Please find all lines in the data that hold the string "羊妈妈说" and copy them.

* [The records]
*****
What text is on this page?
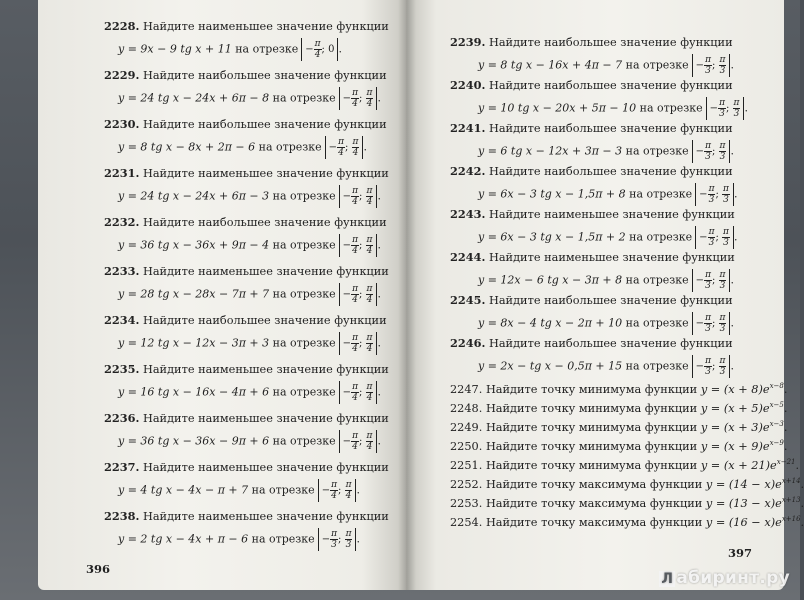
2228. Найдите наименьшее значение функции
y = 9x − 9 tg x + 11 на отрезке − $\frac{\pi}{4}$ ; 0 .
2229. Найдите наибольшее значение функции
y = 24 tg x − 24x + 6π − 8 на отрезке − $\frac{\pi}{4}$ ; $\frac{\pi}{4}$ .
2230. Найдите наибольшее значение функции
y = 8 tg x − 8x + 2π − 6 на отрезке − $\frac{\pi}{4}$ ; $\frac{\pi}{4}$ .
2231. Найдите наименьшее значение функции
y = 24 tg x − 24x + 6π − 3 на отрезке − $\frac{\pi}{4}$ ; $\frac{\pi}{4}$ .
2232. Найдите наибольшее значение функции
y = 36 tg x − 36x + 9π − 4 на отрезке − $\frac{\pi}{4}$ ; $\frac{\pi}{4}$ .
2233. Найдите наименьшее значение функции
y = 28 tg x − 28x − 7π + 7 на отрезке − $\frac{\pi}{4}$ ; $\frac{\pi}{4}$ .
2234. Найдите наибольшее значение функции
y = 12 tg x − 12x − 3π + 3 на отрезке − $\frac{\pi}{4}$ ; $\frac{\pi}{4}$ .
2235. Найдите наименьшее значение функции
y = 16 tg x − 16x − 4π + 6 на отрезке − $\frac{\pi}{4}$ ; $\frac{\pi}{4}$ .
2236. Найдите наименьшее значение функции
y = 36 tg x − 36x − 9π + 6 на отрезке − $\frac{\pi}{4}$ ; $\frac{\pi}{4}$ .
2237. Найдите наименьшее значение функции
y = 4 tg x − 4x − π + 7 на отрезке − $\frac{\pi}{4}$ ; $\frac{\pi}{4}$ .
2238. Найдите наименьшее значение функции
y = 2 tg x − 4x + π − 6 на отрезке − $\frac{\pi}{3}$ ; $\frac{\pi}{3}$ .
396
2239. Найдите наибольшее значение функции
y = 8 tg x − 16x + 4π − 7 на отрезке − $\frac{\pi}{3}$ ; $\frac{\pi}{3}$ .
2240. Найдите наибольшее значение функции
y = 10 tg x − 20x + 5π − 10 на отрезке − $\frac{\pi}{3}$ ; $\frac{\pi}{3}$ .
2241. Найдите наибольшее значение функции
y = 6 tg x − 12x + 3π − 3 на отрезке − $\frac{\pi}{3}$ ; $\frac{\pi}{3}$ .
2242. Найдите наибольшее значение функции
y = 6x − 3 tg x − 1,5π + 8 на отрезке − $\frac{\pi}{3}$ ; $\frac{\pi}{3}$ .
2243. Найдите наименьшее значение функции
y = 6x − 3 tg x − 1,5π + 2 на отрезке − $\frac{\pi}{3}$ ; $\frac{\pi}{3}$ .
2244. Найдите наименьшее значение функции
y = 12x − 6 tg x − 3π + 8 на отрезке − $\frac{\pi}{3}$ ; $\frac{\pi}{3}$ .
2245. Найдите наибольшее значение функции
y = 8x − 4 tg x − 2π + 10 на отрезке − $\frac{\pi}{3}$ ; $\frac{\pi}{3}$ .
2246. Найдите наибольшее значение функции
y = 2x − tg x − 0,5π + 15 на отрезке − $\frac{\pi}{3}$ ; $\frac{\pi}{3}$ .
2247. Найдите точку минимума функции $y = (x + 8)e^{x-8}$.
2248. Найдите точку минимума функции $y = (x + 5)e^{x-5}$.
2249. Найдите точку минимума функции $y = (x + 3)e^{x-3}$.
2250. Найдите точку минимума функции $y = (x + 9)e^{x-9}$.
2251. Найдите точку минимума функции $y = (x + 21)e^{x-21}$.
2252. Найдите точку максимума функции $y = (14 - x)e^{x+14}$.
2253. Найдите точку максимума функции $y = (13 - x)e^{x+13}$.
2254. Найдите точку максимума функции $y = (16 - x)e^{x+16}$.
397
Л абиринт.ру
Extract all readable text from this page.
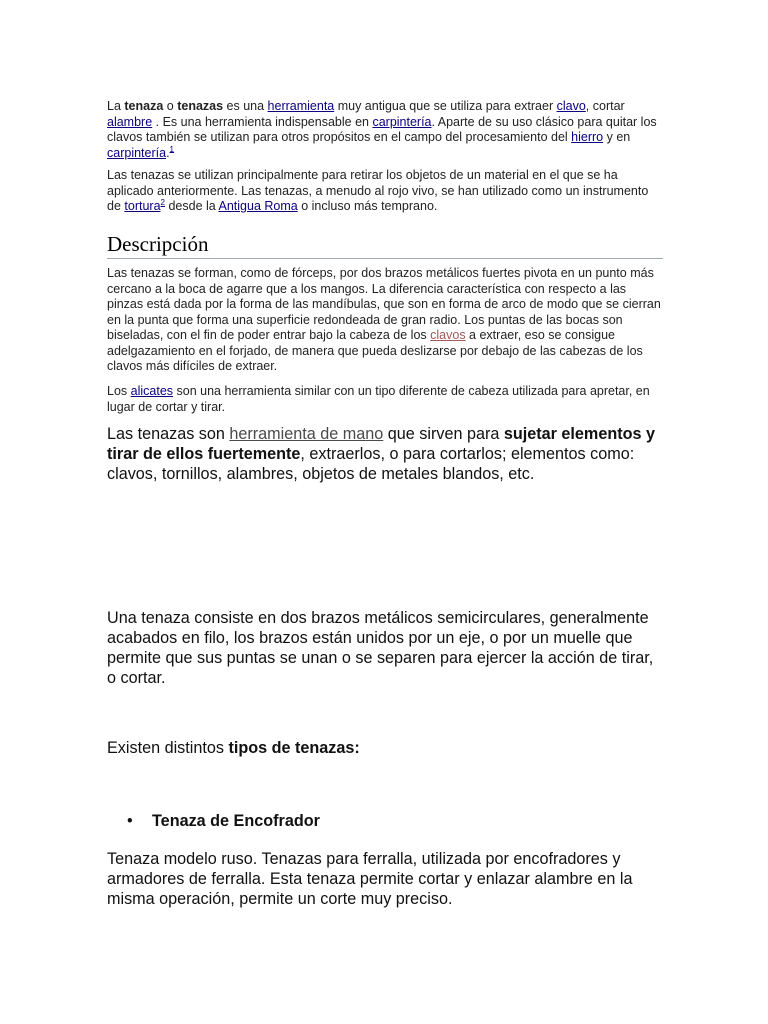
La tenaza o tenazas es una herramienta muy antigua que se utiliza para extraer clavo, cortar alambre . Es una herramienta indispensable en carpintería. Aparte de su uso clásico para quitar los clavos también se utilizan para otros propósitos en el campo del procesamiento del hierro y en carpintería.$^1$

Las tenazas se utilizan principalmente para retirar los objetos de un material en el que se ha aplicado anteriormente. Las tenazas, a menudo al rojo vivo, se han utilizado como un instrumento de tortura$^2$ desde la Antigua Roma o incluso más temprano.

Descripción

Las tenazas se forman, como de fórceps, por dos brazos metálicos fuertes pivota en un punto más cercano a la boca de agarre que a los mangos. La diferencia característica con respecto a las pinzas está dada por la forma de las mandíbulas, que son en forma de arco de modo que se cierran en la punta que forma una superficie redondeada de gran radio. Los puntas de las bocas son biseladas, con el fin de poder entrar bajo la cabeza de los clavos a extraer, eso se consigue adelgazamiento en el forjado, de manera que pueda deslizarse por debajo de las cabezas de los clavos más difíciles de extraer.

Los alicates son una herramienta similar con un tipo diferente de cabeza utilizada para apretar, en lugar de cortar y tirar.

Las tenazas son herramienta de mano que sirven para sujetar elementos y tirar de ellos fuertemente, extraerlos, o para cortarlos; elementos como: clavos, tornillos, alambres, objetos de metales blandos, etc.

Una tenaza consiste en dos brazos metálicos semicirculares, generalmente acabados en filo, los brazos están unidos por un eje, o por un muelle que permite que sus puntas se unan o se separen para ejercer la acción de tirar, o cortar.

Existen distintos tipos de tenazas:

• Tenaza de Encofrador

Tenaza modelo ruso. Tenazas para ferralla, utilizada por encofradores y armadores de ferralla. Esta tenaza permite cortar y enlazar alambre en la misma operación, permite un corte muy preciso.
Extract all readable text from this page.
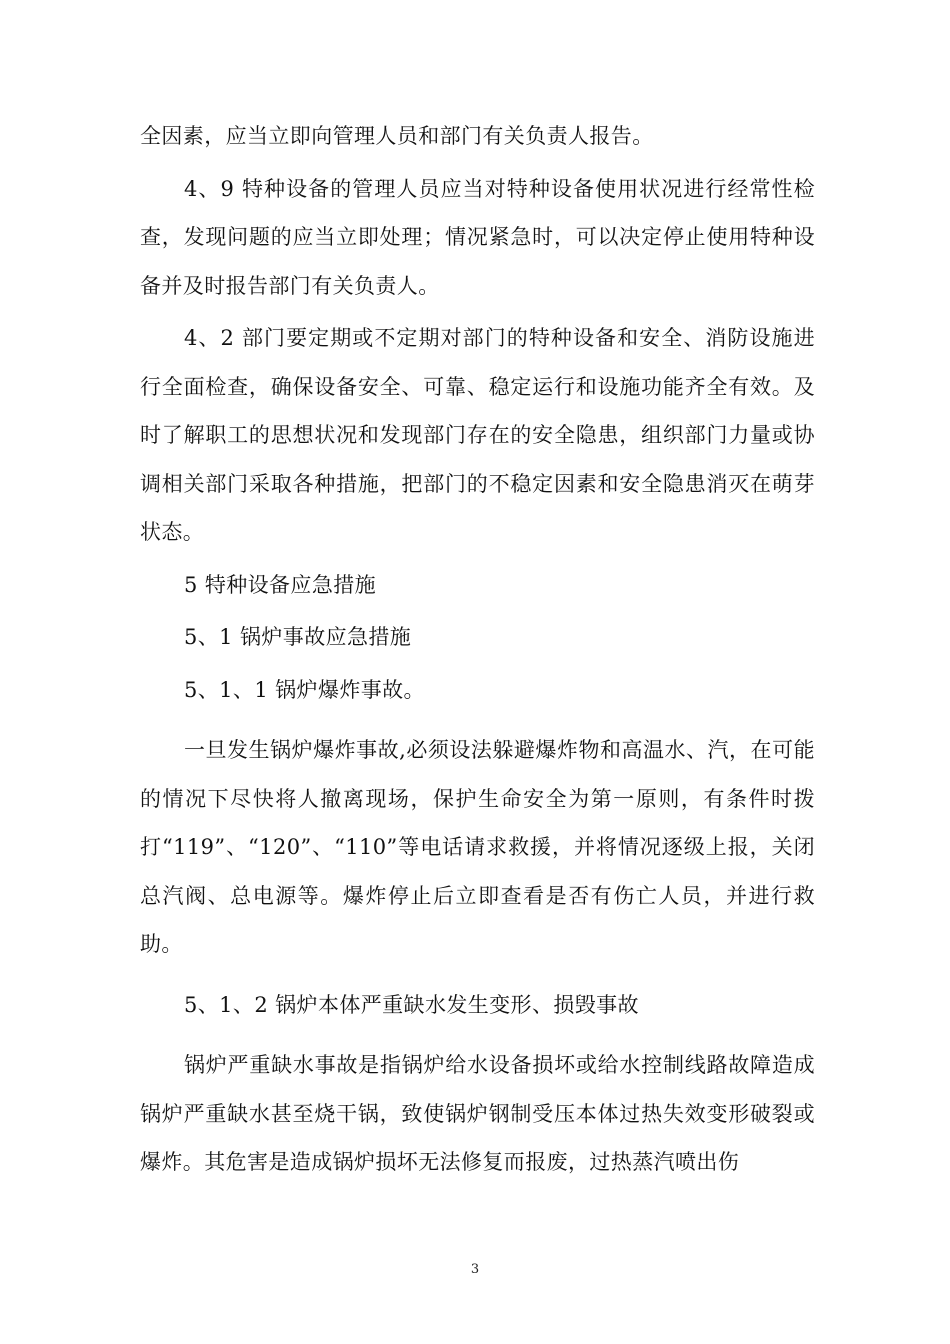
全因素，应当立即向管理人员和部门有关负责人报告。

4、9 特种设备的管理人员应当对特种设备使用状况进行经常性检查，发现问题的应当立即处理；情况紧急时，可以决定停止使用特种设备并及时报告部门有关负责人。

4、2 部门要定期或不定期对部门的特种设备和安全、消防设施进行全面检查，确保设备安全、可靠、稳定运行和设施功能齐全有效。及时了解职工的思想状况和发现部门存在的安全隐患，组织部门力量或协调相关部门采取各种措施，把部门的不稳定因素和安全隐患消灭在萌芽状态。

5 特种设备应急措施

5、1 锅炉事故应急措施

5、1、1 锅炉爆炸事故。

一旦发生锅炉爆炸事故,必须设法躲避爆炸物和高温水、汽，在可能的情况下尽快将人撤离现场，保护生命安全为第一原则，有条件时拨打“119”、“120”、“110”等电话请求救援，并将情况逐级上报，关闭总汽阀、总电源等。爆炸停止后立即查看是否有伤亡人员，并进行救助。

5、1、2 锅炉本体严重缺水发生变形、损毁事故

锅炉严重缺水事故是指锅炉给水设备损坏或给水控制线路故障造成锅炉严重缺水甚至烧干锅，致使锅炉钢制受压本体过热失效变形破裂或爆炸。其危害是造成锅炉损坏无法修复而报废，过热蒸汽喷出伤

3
*****
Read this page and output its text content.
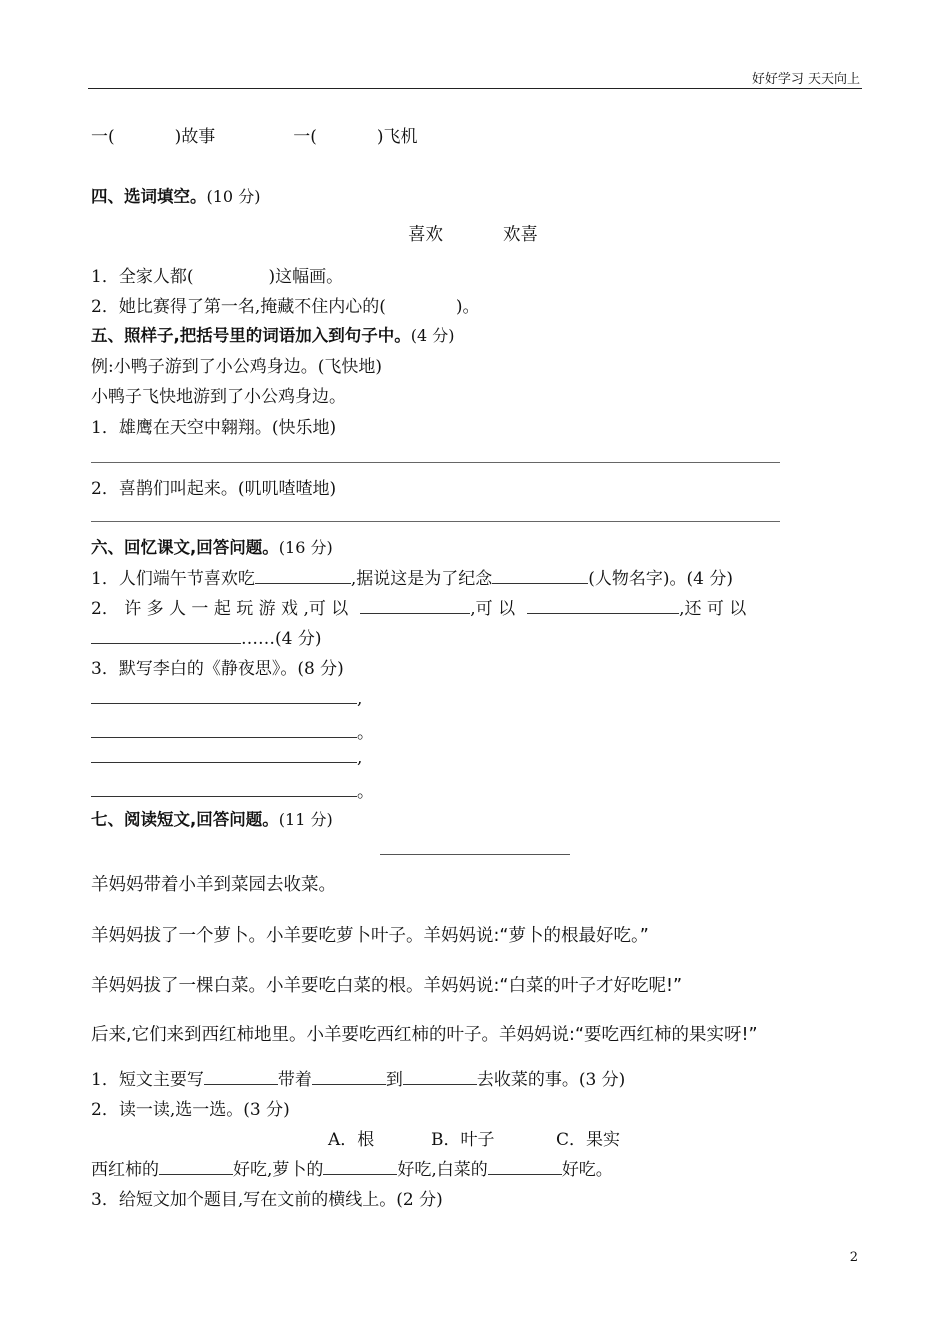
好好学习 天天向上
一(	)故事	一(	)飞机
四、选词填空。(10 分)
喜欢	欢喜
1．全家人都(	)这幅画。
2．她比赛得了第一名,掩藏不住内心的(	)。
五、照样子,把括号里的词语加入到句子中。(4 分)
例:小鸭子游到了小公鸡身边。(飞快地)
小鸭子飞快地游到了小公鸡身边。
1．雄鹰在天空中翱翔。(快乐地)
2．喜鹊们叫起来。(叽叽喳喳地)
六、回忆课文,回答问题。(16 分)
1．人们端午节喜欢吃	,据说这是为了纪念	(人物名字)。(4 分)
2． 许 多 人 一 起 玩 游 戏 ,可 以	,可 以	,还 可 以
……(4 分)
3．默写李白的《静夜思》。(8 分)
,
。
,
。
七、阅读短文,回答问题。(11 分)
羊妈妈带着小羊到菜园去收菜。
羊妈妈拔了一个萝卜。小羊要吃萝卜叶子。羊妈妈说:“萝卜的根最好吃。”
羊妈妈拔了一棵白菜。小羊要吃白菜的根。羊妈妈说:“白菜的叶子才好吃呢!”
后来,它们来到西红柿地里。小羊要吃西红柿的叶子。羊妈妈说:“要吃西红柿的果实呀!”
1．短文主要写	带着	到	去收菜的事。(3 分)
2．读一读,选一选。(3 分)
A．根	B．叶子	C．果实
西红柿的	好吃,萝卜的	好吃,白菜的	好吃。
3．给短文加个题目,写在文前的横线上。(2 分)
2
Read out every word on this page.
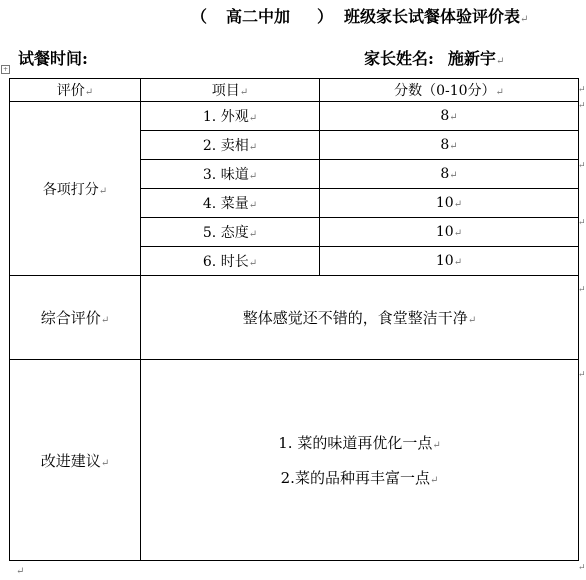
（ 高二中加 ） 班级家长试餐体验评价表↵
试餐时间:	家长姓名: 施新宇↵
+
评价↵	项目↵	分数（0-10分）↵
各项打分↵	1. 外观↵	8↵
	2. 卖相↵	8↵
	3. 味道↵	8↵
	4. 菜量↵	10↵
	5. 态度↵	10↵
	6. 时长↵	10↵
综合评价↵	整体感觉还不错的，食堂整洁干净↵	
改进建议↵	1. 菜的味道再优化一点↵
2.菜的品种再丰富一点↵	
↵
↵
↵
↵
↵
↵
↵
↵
*****
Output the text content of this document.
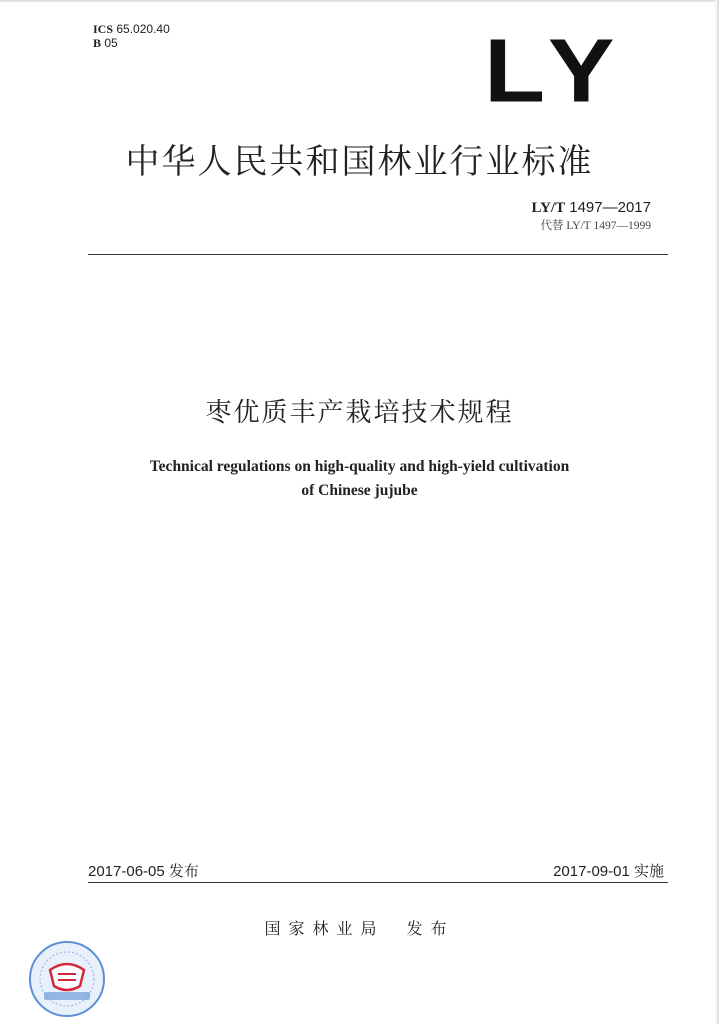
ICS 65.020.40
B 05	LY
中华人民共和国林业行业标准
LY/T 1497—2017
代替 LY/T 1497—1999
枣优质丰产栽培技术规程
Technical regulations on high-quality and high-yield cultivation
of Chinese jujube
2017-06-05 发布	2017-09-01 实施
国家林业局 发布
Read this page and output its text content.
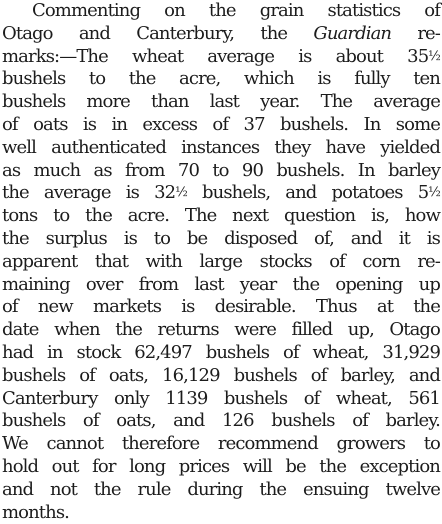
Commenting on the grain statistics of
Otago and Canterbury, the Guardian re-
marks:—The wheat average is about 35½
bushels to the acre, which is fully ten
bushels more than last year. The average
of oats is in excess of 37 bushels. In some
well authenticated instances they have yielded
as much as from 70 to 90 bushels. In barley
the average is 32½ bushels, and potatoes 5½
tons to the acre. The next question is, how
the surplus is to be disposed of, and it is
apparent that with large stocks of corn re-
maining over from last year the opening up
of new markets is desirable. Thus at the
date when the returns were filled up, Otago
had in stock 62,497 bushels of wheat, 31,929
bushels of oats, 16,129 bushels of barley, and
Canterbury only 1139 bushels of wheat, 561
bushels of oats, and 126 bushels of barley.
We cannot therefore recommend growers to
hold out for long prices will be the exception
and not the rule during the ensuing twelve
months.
*****
* [Expected answer]
羊妈妈拔了一个萝卜。小羊要吃萝卜叶子。羊妈妈说:“萝卜的根最好吃。”
羊妈妈拔了一棵白菜。小羊要吃白菜的根。羊妈妈说:“白菜的叶子才好吃呢!”
后来,它们来到西红柿地里。小羊要吃西红柿的叶子。羊妈妈说:“要吃西红柿的果实呀!”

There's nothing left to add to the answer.